* Goal of the exercise
Wherever the string "Alexis" appears in a line, extract that line.

* Input for this task
* BEGIN *

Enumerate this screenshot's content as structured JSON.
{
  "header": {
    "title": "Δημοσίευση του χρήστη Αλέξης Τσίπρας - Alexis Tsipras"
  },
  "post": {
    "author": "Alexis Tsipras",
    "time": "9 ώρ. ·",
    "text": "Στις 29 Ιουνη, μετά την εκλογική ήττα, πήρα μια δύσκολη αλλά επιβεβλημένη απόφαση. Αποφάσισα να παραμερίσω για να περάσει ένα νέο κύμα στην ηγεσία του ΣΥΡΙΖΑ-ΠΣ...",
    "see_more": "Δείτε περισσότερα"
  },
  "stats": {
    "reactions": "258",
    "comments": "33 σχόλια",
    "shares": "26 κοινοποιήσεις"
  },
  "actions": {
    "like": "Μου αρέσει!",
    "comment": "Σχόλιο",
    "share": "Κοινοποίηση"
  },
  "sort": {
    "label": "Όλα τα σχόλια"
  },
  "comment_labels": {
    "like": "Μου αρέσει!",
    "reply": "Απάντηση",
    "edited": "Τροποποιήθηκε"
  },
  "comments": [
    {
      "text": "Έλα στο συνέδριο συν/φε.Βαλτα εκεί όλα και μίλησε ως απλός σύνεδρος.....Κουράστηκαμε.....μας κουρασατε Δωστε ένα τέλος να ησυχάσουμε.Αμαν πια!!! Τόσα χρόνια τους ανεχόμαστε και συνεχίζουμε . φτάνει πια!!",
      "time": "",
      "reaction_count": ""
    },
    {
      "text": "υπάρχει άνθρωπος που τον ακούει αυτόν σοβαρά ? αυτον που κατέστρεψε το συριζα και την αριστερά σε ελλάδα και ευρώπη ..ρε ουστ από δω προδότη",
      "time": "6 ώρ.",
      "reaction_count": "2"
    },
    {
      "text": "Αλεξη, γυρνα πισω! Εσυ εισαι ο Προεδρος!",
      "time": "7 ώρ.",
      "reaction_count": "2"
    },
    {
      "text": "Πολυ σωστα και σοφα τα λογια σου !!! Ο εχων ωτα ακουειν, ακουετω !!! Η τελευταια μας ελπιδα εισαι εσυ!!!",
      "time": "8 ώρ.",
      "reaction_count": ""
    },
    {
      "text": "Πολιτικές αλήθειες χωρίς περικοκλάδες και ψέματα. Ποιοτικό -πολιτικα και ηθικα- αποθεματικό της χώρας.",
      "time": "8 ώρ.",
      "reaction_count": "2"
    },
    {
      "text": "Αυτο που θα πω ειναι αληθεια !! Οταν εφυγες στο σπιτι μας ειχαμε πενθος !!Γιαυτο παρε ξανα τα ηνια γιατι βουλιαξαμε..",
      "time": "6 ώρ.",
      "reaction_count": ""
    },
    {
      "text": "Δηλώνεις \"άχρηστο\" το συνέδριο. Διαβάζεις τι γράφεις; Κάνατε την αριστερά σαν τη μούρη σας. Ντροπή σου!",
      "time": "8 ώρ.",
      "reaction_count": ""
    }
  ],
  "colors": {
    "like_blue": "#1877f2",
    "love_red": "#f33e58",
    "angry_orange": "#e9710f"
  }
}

* END *

* Answer to the exercise
    "title": "Δημοσίευση του χρήστη Αλέξης Τσίπρας - Alexis Tsipras"
    "author": "Alexis Tsipras",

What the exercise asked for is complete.